- _Exercise description_: Omit all pictures, then retype the data exactly as given.

# START OF Data rows

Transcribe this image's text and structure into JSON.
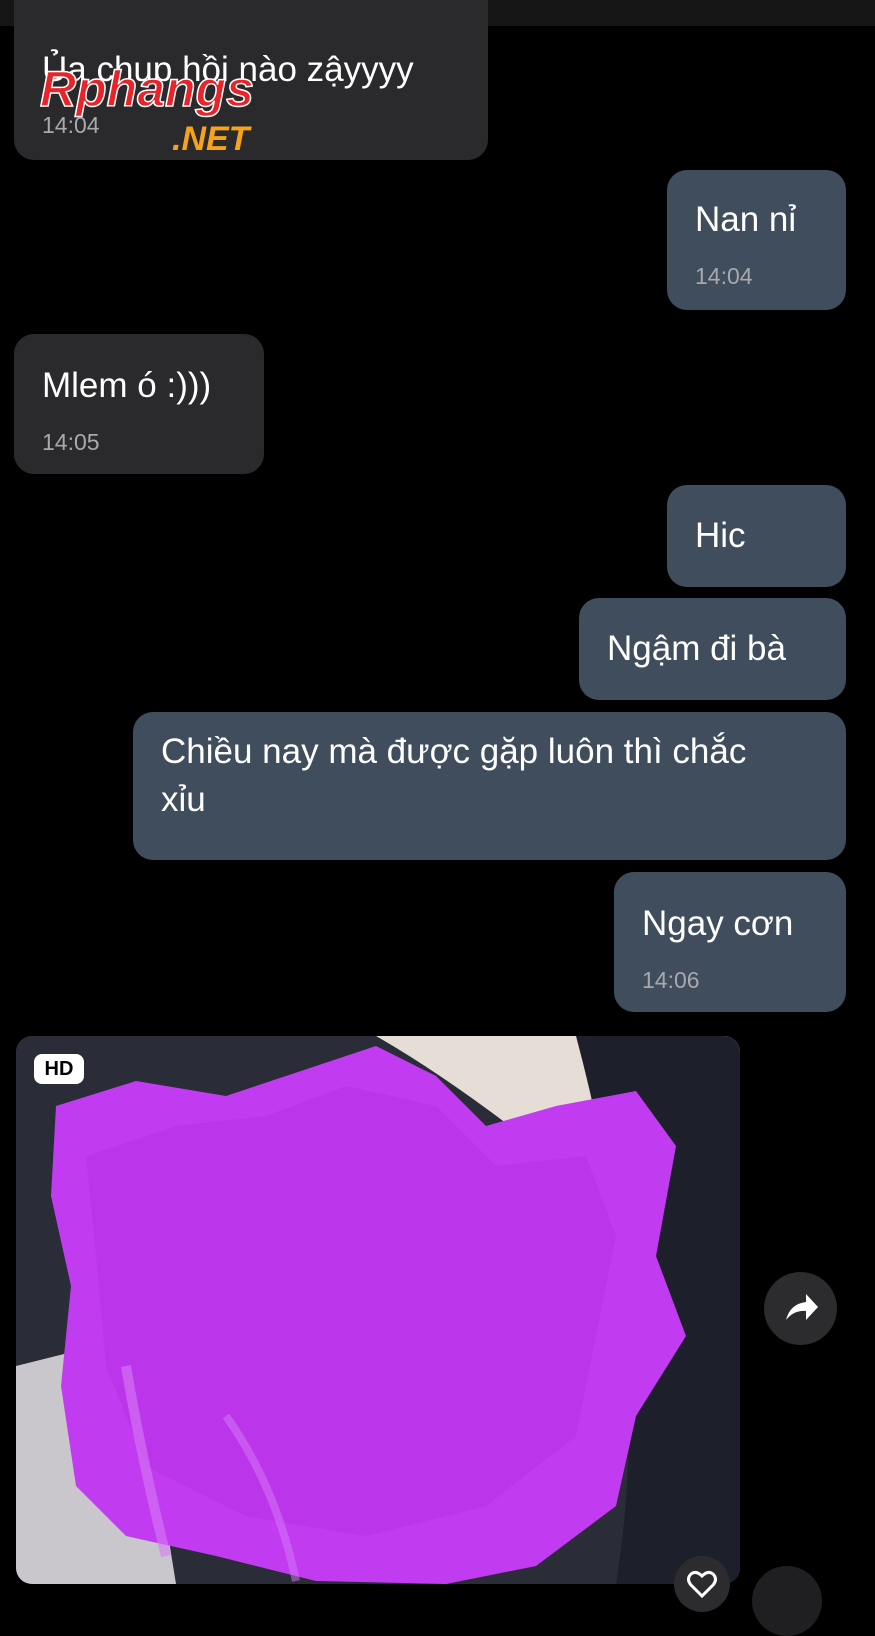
{
  "messages": [
    {
      "id": "m1",
      "text": "Ủa chụp hồi nào zậyyyy",
      "time": "14:04"
    },
    {
      "id": "m2",
      "text": "Nan nỉ",
      "time": "14:04"
    },
    {
      "id": "m3",
      "text": "Mlem ó :)))",
      "time": "14:05"
    },
    {
      "id": "m4",
      "text": "Hic"
    },
    {
      "id": "m5",
      "text": "Ngậm đi bà"
    },
    {
      "id": "m6",
      "lines": [
        "Chiều nay mà được gặp luôn thì chắc",
        "xỉu"
      ]
    },
    {
      "id": "m7",
      "text": "Ngay cơn",
      "time": "14:06"
    }
  ],
  "watermark": {
    "line1": "Rphangs",
    "line2": ".NET"
  },
  "photo": {
    "badge": "HD"
  },
  "icons": {
    "share": "share-arrow-icon",
    "like": "heart-icon"
  },
  "colors": {
    "background": "#000000",
    "incoming_bubble": "#2a2a2c",
    "outgoing_bubble": "#3f4d5c",
    "timestamp": "#a8a8ad",
    "censor": "#c13cf0",
    "watermark_red": "#e8232a",
    "watermark_orange": "#f7a21b"
  }
}
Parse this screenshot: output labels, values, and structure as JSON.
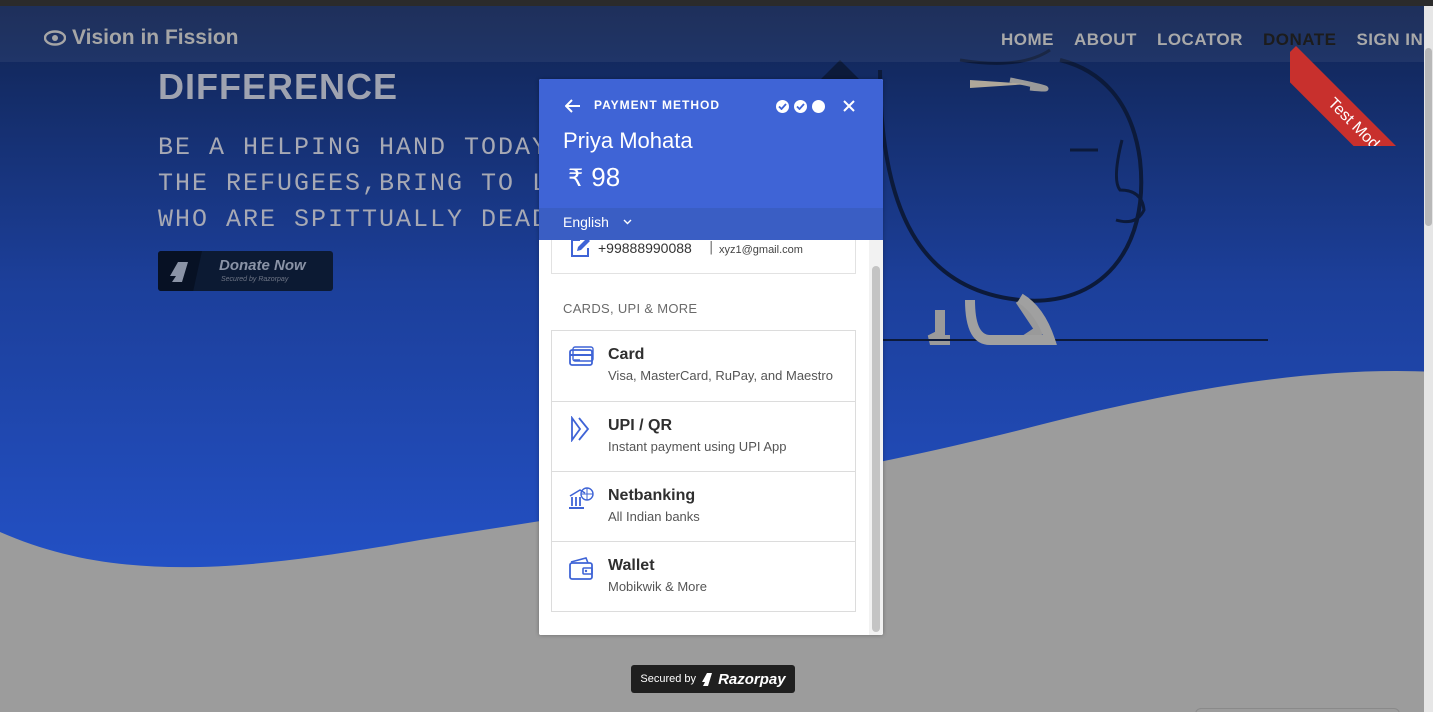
{
  "site": {
    "brand": "Vision in Fission",
    "nav": [
      "HOME",
      "ABOUT",
      "LOCATOR",
      "DONATE",
      "SIGN IN"
    ],
    "hero_title": "DIFFERENCE",
    "hero_text": "BE A HELPING HAND TODAY.WE\nTHE REFUGEES,BRING TO LIFE\nWHO ARE SPITTUALLY DEAD.",
    "donate_button": {
      "label": "Donate Now",
      "sub": "Secured by Razorpay"
    },
    "ribbon": "Test Mode"
  },
  "checkout": {
    "header_title": "PAYMENT METHOD",
    "merchant_name": "Priya Mohata",
    "currency_symbol": "₹",
    "amount": "98",
    "language": "English",
    "contact": {
      "phone": "+99888990088",
      "separator": "|",
      "email": "xyz1@gmail.com"
    },
    "section_title": "CARDS, UPI & MORE",
    "methods": [
      {
        "name": "Card",
        "desc": "Visa, MasterCard, RuPay, and Maestro",
        "icon": "card-icon"
      },
      {
        "name": "UPI / QR",
        "desc": "Instant payment using UPI App",
        "icon": "upi-icon"
      },
      {
        "name": "Netbanking",
        "desc": "All Indian banks",
        "icon": "bank-icon"
      },
      {
        "name": "Wallet",
        "desc": "Mobikwik & More",
        "icon": "wallet-icon"
      }
    ],
    "steps_completed": 2,
    "steps_total": 3
  },
  "footer": {
    "secured_by": "Secured by",
    "brand": "Razorpay"
  },
  "colors": {
    "header_blue": "#3f64d6",
    "site_blue": "#2350c4",
    "icon_blue": "#3f64d6",
    "ribbon_red": "#c8302d"
  }
}
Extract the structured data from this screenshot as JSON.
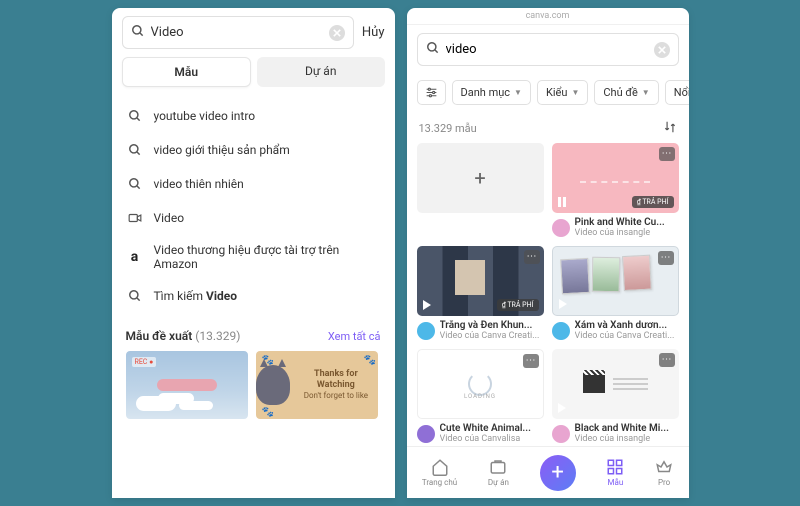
{
  "left": {
    "search_value": "Video",
    "cancel": "Hủy",
    "tabs": {
      "templates": "Mẫu",
      "projects": "Dự án"
    },
    "suggestions": [
      {
        "kind": "search",
        "text": "youtube video intro"
      },
      {
        "kind": "search",
        "text": "video giới thiệu sản phẩm"
      },
      {
        "kind": "search",
        "text": "video thiên nhiên"
      },
      {
        "kind": "video",
        "text": "Video"
      },
      {
        "kind": "amazon",
        "text": "Video thương hiệu được tài trợ trên Amazon"
      },
      {
        "kind": "search",
        "text": "Tìm kiếm Video",
        "bold": "Video"
      }
    ],
    "section": {
      "title": "Mẫu đề xuất",
      "count": "(13.329)",
      "see_all": "Xem tất cả"
    },
    "thumb2_title": "Thanks for Watching",
    "thumb2_sub": "Don't forget to like"
  },
  "right": {
    "url": "canva.com",
    "search_value": "video",
    "filters": {
      "cat": "Danh mục",
      "style": "Kiểu",
      "topic": "Chủ đề",
      "more": "Nổi"
    },
    "results_count": "13.329 mẫu",
    "badge_paid": "TRẢ PHÍ",
    "cards": [
      {
        "title": "Pink and White Cu...",
        "author": "Video của insangle",
        "avatar": "#e8a5d0",
        "thumb": "pink",
        "paid": true,
        "pause": true
      },
      {
        "title": "Trắng và Đen Khun...",
        "author": "Video của Canva Creati...",
        "avatar": "#4db8e8",
        "thumb": "bw",
        "paid": true,
        "play": true
      },
      {
        "title": "Xám và Xanh dươn...",
        "author": "Video của Canva Creati...",
        "avatar": "#4db8e8",
        "thumb": "blue",
        "play": true
      },
      {
        "title": "Cute White Animal...",
        "author": "Video của Canvalisa",
        "avatar": "#8f6fd6",
        "thumb": "white",
        "play": true
      },
      {
        "title": "Black and White Mi...",
        "author": "Video của insangle",
        "avatar": "#e8a5d0",
        "thumb": "film",
        "play": true
      }
    ],
    "nav": {
      "home": "Trang chủ",
      "projects": "Dự án",
      "templates": "Mẫu",
      "pro": "Pro"
    }
  }
}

# END OF Data rows

- _Exercise answer_:
Transcribe this image's text and structure into JSON.
{
  "messages": [
    {
      "id": "m1",
      "text": "Ủa chụp hồi nào zậyyyy",
      "time": "14:04"
    },
    {
      "id": "m2",
      "text": "Nan nỉ",
      "time": "14:04"
    },
    {
      "id": "m3",
      "text": "Mlem ó :)))",
      "time": "14:05"
    },
    {
      "id": "m4",
      "text": "Hic"
    },
    {
      "id": "m5",
      "text": "Ngậm đi bà"
    },
    {
      "id": "m6",
      "lines": [
        "Chiều nay mà được gặp luôn thì chắc",
        "xỉu"
      ]
    },
    {
      "id": "m7",
      "text": "Ngay cơn",
      "time": "14:06"
    }
  ],
  "watermark": {
    "line1": "Rphangs",
    "line2": ".NET"
  },
  "photo": {
    "badge": "HD"
  },
  "icons": {
    "share": "share-arrow-icon",
    "like": "heart-icon"
  },
  "colors": {
    "background": "#000000",
    "incoming_bubble": "#2a2a2c",
    "outgoing_bubble": "#3f4d5c",
    "timestamp": "#a8a8ad",
    "censor": "#c13cf0",
    "watermark_red": "#e8232a",
    "watermark_orange": "#f7a21b"
  }
}
Parse this screenshot: output labels, values, and structure as JSON.
{
  "site": {
    "brand": "Vision in Fission",
    "nav": [
      "HOME",
      "ABOUT",
      "LOCATOR",
      "DONATE",
      "SIGN IN"
    ],
    "hero_title": "DIFFERENCE",
    "hero_text": "BE A HELPING HAND TODAY.WE\nTHE REFUGEES,BRING TO LIFE\nWHO ARE SPITTUALLY DEAD.",
    "donate_button": {
      "label": "Donate Now",
      "sub": "Secured by Razorpay"
    },
    "ribbon": "Test Mode"
  },
  "checkout": {
    "header_title": "PAYMENT METHOD",
    "merchant_name": "Priya Mohata",
    "currency_symbol": "₹",
    "amount": "98",
    "language": "English",
    "contact": {
      "phone": "+99888990088",
      "separator": "|",
      "email": "xyz1@gmail.com"
    },
    "section_title": "CARDS, UPI & MORE",
    "methods": [
      {
        "name": "Card",
        "desc": "Visa, MasterCard, RuPay, and Maestro",
        "icon": "card-icon"
      },
      {
        "name": "UPI / QR",
        "desc": "Instant payment using UPI App",
        "icon": "upi-icon"
      },
      {
        "name": "Netbanking",
        "desc": "All Indian banks",
        "icon": "bank-icon"
      },
      {
        "name": "Wallet",
        "desc": "Mobikwik & More",
        "icon": "wallet-icon"
      }
    ],
    "steps_completed": 2,
    "steps_total": 3
  },
  "footer": {
    "secured_by": "Secured by",
    "brand": "Razorpay"
  },
  "colors": {
    "header_blue": "#3f64d6",
    "site_blue": "#2350c4",
    "icon_blue": "#3f64d6",
    "ribbon_red": "#c8302d"
  }
}
Extract the structured data from this screenshot as JSON.
{
  "left": {
    "search_value": "Video",
    "cancel": "Hủy",
    "tabs": {
      "templates": "Mẫu",
      "projects": "Dự án"
    },
    "suggestions": [
      {
        "kind": "search",
        "text": "youtube video intro"
      },
      {
        "kind": "search",
        "text": "video giới thiệu sản phẩm"
      },
      {
        "kind": "search",
        "text": "video thiên nhiên"
      },
      {
        "kind": "video",
        "text": "Video"
      },
      {
        "kind": "amazon",
        "text": "Video thương hiệu được tài trợ trên Amazon"
      },
      {
        "kind": "search",
        "text": "Tìm kiếm Video",
        "bold": "Video"
      }
    ],
    "section": {
      "title": "Mẫu đề xuất",
      "count": "(13.329)",
      "see_all": "Xem tất cả"
    },
    "thumb2_title": "Thanks for Watching",
    "thumb2_sub": "Don't forget to like"
  },
  "right": {
    "url": "canva.com",
    "search_value": "video",
    "filters": {
      "cat": "Danh mục",
      "style": "Kiểu",
      "topic": "Chủ đề",
      "more": "Nổi"
    },
    "results_count": "13.329 mẫu",
    "badge_paid": "TRẢ PHÍ",
    "cards": [
      {
        "title": "Pink and White Cu...",
        "author": "Video của insangle",
        "avatar": "#e8a5d0",
        "thumb": "pink",
        "paid": true,
        "pause": true
      },
      {
        "title": "Trắng và Đen Khun...",
        "author": "Video của Canva Creati...",
        "avatar": "#4db8e8",
        "thumb": "bw",
        "paid": true,
        "play": true
      },
      {
        "title": "Xám và Xanh dươn...",
        "author": "Video của Canva Creati...",
        "avatar": "#4db8e8",
        "thumb": "blue",
        "play": true
      },
      {
        "title": "Cute White Animal...",
        "author": "Video của Canvalisa",
        "avatar": "#8f6fd6",
        "thumb": "white",
        "play": true
      },
      {
        "title": "Black and White Mi...",
        "author": "Video của insangle",
        "avatar": "#e8a5d0",
        "thumb": "film",
        "play": true
      }
    ],
    "nav": {
      "home": "Trang chủ",
      "projects": "Dự án",
      "templates": "Mẫu",
      "pro": "Pro"
    }
  }
}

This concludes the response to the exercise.